#### RECORDS SHOWN ####

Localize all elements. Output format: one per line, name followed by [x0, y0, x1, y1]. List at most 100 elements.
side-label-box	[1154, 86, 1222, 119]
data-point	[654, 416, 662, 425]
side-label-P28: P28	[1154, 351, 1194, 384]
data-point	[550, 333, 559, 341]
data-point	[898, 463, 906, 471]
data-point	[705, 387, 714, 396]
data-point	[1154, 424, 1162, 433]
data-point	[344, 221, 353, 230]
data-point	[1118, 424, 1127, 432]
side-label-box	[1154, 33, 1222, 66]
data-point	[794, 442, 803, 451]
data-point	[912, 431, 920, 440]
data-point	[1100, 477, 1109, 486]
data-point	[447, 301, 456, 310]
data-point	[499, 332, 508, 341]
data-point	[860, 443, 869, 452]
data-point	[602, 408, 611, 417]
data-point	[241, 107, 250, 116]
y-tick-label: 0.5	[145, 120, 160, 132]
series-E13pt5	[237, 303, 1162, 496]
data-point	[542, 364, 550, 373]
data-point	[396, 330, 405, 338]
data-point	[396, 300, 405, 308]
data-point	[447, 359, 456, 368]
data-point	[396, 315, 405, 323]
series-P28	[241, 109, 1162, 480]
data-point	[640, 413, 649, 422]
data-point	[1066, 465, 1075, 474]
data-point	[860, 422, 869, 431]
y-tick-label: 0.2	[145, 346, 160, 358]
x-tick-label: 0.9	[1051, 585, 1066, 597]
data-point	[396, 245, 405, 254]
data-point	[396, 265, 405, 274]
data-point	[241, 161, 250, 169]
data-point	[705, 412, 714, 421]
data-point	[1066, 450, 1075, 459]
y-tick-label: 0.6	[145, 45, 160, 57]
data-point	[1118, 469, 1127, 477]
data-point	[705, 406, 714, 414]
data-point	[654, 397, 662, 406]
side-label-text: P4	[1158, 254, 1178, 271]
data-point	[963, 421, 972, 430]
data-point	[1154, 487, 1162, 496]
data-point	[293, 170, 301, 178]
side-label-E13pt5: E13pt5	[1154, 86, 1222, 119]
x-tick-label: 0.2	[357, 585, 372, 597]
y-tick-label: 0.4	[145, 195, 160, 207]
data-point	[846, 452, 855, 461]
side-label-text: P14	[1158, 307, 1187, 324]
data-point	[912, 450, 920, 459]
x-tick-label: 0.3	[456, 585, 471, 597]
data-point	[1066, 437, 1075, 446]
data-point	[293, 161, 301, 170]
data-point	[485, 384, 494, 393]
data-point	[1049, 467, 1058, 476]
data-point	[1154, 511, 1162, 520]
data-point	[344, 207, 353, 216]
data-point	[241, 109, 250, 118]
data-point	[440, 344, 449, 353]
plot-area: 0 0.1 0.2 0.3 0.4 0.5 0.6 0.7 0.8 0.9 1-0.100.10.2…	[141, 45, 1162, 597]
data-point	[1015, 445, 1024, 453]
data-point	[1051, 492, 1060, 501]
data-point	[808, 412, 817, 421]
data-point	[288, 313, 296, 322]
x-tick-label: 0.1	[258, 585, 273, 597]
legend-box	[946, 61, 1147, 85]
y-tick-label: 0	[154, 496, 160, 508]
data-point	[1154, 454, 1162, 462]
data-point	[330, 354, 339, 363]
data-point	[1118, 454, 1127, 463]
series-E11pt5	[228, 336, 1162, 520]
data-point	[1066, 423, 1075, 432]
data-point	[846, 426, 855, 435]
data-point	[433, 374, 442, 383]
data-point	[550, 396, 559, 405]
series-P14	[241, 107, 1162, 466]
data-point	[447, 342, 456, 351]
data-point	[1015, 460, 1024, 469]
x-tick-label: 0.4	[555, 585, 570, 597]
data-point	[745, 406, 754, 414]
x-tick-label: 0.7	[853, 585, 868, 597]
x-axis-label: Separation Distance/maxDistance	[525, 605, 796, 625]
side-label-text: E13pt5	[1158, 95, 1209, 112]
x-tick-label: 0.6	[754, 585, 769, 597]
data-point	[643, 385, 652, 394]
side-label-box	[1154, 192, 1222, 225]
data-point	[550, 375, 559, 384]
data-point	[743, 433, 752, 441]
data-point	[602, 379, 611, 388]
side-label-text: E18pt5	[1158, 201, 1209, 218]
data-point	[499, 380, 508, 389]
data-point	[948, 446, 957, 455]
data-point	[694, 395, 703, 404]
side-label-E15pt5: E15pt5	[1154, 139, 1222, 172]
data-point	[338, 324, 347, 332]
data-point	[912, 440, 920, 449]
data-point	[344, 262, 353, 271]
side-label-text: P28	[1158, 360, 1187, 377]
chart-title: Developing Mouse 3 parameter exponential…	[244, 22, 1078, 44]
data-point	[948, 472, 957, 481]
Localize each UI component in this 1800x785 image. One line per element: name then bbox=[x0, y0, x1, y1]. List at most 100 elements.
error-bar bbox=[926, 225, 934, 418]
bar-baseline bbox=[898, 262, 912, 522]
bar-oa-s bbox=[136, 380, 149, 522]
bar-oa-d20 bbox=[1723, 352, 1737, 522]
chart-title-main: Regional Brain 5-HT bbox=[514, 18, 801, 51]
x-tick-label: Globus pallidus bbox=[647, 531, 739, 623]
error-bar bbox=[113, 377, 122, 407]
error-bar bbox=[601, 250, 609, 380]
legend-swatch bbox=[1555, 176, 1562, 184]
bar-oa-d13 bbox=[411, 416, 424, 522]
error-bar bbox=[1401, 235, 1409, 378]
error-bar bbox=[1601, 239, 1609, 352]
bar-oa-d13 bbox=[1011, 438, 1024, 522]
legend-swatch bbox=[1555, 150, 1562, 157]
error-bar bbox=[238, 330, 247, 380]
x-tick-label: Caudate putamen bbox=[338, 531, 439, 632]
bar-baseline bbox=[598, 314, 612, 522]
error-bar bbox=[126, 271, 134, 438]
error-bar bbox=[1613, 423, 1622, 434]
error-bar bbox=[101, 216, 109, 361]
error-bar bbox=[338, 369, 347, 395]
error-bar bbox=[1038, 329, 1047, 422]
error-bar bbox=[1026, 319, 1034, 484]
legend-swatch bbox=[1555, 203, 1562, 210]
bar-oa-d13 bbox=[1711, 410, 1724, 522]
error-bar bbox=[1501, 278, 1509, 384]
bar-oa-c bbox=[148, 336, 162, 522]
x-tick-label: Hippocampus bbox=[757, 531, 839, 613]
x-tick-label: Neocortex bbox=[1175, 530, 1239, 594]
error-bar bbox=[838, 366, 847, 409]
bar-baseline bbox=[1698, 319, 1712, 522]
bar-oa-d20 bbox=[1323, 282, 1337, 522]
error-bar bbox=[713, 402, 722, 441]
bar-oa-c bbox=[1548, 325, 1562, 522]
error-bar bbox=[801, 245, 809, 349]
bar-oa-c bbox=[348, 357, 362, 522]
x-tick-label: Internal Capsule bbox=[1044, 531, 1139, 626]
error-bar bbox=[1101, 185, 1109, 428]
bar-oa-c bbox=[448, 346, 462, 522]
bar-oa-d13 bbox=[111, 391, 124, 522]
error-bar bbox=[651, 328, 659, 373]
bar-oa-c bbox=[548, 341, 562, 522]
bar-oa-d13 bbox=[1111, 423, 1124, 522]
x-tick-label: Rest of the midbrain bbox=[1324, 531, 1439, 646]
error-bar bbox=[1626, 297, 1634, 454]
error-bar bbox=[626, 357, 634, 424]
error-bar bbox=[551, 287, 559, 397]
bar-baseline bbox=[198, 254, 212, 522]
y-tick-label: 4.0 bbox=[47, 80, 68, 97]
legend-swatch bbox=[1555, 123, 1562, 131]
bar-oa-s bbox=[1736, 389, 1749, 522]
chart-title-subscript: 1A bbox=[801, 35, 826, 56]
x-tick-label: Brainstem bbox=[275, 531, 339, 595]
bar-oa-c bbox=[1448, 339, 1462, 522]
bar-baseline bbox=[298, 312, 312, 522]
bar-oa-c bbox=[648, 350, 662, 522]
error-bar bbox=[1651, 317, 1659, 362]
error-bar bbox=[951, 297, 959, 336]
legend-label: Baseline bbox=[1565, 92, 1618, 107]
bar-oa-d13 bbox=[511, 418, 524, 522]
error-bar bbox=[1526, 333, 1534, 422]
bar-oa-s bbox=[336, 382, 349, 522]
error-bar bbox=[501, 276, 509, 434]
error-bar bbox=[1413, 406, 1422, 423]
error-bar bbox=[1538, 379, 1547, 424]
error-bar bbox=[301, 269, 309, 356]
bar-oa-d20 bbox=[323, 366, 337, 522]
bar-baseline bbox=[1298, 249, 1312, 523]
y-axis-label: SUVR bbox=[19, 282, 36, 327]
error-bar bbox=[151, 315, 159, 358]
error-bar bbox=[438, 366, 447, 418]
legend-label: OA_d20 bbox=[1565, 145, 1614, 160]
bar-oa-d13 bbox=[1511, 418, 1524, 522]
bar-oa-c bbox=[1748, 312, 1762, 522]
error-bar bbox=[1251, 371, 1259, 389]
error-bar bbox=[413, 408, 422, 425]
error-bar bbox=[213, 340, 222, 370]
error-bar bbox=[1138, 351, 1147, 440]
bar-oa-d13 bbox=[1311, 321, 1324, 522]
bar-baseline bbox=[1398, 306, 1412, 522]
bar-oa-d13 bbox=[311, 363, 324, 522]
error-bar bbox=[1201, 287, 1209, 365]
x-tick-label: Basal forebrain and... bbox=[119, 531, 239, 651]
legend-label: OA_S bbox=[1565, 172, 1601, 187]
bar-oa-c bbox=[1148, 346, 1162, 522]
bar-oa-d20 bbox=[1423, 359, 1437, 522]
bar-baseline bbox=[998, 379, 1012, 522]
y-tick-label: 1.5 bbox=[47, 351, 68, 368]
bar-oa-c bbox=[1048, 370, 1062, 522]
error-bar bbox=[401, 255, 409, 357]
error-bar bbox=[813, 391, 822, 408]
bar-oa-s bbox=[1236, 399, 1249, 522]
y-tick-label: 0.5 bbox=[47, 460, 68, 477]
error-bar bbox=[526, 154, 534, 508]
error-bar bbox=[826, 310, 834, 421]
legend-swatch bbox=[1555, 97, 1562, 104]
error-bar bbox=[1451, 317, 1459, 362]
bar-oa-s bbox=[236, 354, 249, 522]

####

• _WRITTEN PROBLEM_
Reproduce the rows verbatim, starting from the first row and ending after the row that contains "221, 353, 230]".

• _CORRECT OUTPUT_
Localize all elements. Output format: one per line, name followed by [x0, y0, x1, y1]. List at most 100 elements.
side-label-box	[1154, 86, 1222, 119]
data-point	[654, 416, 662, 425]
side-label-P28: P28	[1154, 351, 1194, 384]
data-point	[550, 333, 559, 341]
data-point	[898, 463, 906, 471]
data-point	[705, 387, 714, 396]
data-point	[1154, 424, 1162, 433]
data-point	[344, 221, 353, 230]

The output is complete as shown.